Reproduce, word for word, every line starting at the line that contains "Give me the" and ending with the final line of the entries.

►

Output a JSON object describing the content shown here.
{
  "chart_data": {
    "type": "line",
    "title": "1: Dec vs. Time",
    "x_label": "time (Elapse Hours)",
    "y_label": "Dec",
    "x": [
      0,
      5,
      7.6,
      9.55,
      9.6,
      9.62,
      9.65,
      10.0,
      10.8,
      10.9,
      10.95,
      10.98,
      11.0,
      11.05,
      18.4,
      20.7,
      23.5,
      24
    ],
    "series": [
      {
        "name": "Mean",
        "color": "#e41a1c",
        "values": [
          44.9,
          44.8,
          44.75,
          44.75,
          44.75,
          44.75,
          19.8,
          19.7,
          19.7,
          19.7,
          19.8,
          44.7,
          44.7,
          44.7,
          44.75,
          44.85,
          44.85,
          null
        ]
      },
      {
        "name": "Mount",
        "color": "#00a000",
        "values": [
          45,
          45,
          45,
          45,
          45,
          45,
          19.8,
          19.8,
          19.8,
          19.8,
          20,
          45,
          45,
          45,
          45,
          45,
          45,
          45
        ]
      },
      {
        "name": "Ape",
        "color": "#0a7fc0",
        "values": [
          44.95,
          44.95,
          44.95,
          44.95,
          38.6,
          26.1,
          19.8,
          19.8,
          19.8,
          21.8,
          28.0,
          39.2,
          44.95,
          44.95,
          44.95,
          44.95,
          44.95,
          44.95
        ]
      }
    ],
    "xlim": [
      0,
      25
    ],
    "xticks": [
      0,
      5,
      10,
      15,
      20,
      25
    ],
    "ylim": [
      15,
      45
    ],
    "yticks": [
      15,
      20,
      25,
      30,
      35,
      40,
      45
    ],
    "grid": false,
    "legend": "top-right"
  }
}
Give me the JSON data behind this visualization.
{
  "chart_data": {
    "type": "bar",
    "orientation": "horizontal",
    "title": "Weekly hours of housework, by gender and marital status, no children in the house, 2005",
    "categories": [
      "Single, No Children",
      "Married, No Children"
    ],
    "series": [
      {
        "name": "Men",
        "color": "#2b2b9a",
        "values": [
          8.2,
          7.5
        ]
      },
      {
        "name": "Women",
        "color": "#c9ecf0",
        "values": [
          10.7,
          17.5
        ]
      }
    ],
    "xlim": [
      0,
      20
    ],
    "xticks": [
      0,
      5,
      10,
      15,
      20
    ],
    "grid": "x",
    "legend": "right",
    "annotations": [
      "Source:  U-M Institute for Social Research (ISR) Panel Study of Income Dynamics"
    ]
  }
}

◄

TASK RESULT ->
Give me the JSON data behind this visualization.
{
  "chart_data": {
    "type": "bar",
    "orientation": "horizontal",
    "title": "Weekly hours of housework, by gender and marital status, no children in the house, 2005",
    "categories": [
      "Single, No Children",
      "Married, No Children"
    ],
    "series": [
      {
        "name": "Men",
        "color": "#2b2b9a",
        "values": [
          8.2,
          7.5
        ]
      },
      {
        "name": "Women",
        "color": "#c9ecf0",
        "values": [
          10.7,
          17.5
        ]
      }
    ],
    "xlim": [
      0,
      20
    ],
    "xticks": [
      0,
      5,
      10,
      15,
      20
    ],
    "grid": "x",
    "legend": "right",
    "annotations": [
      "Source:  U-M Institute for Social Research (ISR) Panel Study of Income Dynamics"
    ]
  }
}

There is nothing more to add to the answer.